[Exercise brief]: Each record must be retyped in full. No character may differ.

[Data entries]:
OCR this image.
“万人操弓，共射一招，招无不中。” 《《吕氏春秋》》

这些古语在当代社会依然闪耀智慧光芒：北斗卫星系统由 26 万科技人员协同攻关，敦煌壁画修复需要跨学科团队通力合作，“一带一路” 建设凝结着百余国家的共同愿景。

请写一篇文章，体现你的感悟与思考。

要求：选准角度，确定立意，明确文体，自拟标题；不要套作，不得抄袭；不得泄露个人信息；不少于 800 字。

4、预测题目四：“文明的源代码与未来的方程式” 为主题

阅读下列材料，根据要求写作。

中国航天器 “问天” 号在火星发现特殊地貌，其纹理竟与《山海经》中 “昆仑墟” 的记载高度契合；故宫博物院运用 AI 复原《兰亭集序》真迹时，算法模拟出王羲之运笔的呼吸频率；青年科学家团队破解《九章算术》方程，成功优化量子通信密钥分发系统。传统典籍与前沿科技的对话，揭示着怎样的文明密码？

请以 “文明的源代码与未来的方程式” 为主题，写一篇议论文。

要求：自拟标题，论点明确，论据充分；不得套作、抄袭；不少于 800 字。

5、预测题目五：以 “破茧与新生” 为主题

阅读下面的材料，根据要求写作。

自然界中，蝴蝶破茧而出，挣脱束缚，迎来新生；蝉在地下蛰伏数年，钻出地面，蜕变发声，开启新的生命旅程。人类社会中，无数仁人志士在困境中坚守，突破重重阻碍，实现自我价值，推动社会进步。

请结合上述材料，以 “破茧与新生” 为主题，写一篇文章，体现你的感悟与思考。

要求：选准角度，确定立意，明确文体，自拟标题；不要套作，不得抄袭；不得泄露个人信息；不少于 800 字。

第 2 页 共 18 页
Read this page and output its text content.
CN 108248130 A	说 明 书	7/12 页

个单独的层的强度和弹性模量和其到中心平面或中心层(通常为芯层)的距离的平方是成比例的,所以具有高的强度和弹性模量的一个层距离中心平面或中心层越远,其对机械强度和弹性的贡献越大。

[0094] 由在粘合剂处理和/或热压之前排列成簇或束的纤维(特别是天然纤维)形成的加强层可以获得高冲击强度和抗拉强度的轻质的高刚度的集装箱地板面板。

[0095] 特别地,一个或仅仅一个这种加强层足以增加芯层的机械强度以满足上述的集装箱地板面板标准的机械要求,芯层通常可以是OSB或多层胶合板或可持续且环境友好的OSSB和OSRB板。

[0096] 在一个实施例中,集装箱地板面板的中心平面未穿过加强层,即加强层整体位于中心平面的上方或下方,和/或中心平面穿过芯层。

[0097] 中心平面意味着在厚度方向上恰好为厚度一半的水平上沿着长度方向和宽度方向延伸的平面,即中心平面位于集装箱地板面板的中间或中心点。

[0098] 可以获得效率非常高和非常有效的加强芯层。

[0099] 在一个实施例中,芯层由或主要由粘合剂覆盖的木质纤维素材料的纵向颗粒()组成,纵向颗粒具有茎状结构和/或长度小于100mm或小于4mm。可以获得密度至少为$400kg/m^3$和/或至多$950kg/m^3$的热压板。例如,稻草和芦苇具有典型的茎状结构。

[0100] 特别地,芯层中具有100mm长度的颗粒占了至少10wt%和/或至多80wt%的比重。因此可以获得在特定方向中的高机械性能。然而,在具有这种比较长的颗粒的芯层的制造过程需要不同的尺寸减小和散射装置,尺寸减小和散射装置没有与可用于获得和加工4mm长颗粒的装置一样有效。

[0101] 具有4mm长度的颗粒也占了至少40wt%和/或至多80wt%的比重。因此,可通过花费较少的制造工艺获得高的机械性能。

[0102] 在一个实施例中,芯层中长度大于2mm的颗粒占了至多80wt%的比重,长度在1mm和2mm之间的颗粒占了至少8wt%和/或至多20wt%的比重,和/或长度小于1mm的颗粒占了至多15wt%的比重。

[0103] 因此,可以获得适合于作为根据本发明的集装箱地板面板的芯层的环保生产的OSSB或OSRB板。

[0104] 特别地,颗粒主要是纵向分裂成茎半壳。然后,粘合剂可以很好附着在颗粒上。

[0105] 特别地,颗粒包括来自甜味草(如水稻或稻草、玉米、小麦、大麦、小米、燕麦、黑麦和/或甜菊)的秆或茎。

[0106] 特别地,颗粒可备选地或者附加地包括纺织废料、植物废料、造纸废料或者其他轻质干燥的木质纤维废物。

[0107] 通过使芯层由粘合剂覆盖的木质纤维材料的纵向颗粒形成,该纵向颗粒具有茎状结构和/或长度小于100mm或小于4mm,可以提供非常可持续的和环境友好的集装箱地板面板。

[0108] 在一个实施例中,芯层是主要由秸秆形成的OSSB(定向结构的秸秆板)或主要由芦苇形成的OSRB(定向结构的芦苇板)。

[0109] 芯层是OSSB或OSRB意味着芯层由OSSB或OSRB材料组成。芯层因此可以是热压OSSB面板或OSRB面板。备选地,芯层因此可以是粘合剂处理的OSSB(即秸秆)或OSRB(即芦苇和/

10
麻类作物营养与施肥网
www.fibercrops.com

[Solution for this problem]:
OCR this image.
“万人操弓，共射一招，招无不中。” 《《吕氏春秋》》

这些古语在当代社会依然闪耀智慧光芒：北斗卫星系统由 26 万科技人员协同攻关，敦煌壁画修复需要跨学科团队通力合作，“一带一路” 建设凝结着百余国家的共同愿景。

请写一篇文章，体现你的感悟与思考。

要求：选准角度，确定立意，明确文体，自拟标题；不要套作，不得抄袭；不得泄露个人信息；不少于 800 字。

4、预测题目四：“文明的源代码与未来的方程式” 为主题

阅读下列材料，根据要求写作。

中国航天器 “问天” 号在火星发现特殊地貌，其纹理竟与《山海经》中 “昆仑墟” 的记载高度契合；故宫博物院运用 AI 复原《兰亭集序》真迹时，算法模拟出王羲之运笔的呼吸频率；青年科学家团队破解《九章算术》方程，成功优化量子通信密钥分发系统。传统典籍与前沿科技的对话，揭示着怎样的文明密码？

请以 “文明的源代码与未来的方程式” 为主题，写一篇议论文。

要求：自拟标题，论点明确，论据充分；不得套作、抄袭；不少于 800 字。

5、预测题目五：以 “破茧与新生” 为主题

阅读下面的材料，根据要求写作。

自然界中，蝴蝶破茧而出，挣脱束缚，迎来新生；蝉在地下蛰伏数年，钻出地面，蜕变发声，开启新的生命旅程。人类社会中，无数仁人志士在困境中坚守，突破重重阻碍，实现自我价值，推动社会进步。

请结合上述材料，以 “破茧与新生” 为主题，写一篇文章，体现你的感悟与思考。

要求：选准角度，确定立意，明确文体，自拟标题；不要套作，不得抄袭；不得泄露个人信息；不少于 800 字。

第 2 页 共 18 页
Read this page and output its text content.
CN 108248130 A	说 明 书	7/12 页

个单独的层的强度和弹性模量和其到中心平面或中心层(通常为芯层)的距离的平方是成比例的,所以具有高的强度和弹性模量的一个层距离中心平面或中心层越远,其对机械强度和弹性的贡献越大。

[0094] 由在粘合剂处理和/或热压之前排列成簇或束的纤维(特别是天然纤维)形成的加强层可以获得高冲击强度和抗拉强度的轻质的高刚度的集装箱地板面板。

[0095] 特别地,一个或仅仅一个这种加强层足以增加芯层的机械强度以满足上述的集装箱地板面板标准的机械要求,芯层通常可以是OSB或多层胶合板或可持续且环境友好的OSSB和OSRB板。

[0096] 在一个实施例中,集装箱地板面板的中心平面未穿过加强层,即加强层整体位于中心平面的上方或下方,和/或中心平面穿过芯层。

[0097] 中心平面意味着在厚度方向上恰好为厚度一半的水平上沿着长度方向和宽度方向延伸的平面,即中心平面位于集装箱地板面板的中间或中心点。

[0098] 可以获得效率非常高和非常有效的加强芯层。

[0099] 在一个实施例中,芯层由或主要由粘合剂覆盖的木质纤维素材料的纵向颗粒()组成,纵向颗粒具有茎状结构和/或长度小于100mm或小于4mm。可以获得密度至少为$400kg/m^3$和/或至多$950kg/m^3$的热压板。例如,稻草和芦苇具有典型的茎状结构。

[0100] 特别地,芯层中具有100mm长度的颗粒占了至少10wt%和/或至多80wt%的比重。因此可以获得在特定方向中的高机械性能。然而,在具有这种比较长的颗粒的芯层的制造过程需要不同的尺寸减小和散射装置,尺寸减小和散射装置没有与可用于获得和加工4mm长颗粒的装置一样有效。

[0101] 具有4mm长度的颗粒也占了至少40wt%和/或至多80wt%的比重。因此,可通过花费较少的制造工艺获得高的机械性能。

[0102] 在一个实施例中,芯层中长度大于2mm的颗粒占了至多80wt%的比重,长度在1mm和2mm之间的颗粒占了至少8wt%和/或至多20wt%的比重,和/或长度小于1mm的颗粒占了至多15wt%的比重。

[0103] 因此,可以获得适合于作为根据本发明的集装箱地板面板的芯层的环保生产的OSSB或OSRB板。

[0104] 特别地,颗粒主要是纵向分裂成茎半壳。然后,粘合剂可以很好附着在颗粒上。

[0105] 特别地,颗粒包括来自甜味草(如水稻或稻草、玉米、小麦、大麦、小米、燕麦、黑麦和/或甜菊)的秆或茎。

[0106] 特别地,颗粒可备选地或者附加地包括纺织废料、植物废料、造纸废料或者其他轻质干燥的木质纤维废物。

[0107] 通过使芯层由粘合剂覆盖的木质纤维材料的纵向颗粒形成,该纵向颗粒具有茎状结构和/或长度小于100mm或小于4mm,可以提供非常可持续的和环境友好的集装箱地板面板。

[0108] 在一个实施例中,芯层是主要由秸秆形成的OSSB(定向结构的秸秆板)或主要由芦苇形成的OSRB(定向结构的芦苇板)。

[0109] 芯层是OSSB或OSRB意味着芯层由OSSB或OSRB材料组成。芯层因此可以是热压OSSB面板或OSRB面板。备选地,芯层因此可以是粘合剂处理的OSSB(即秸秆)或OSRB(即芦苇和/

10
麻类作物营养与施肥网
www.fibercrops.com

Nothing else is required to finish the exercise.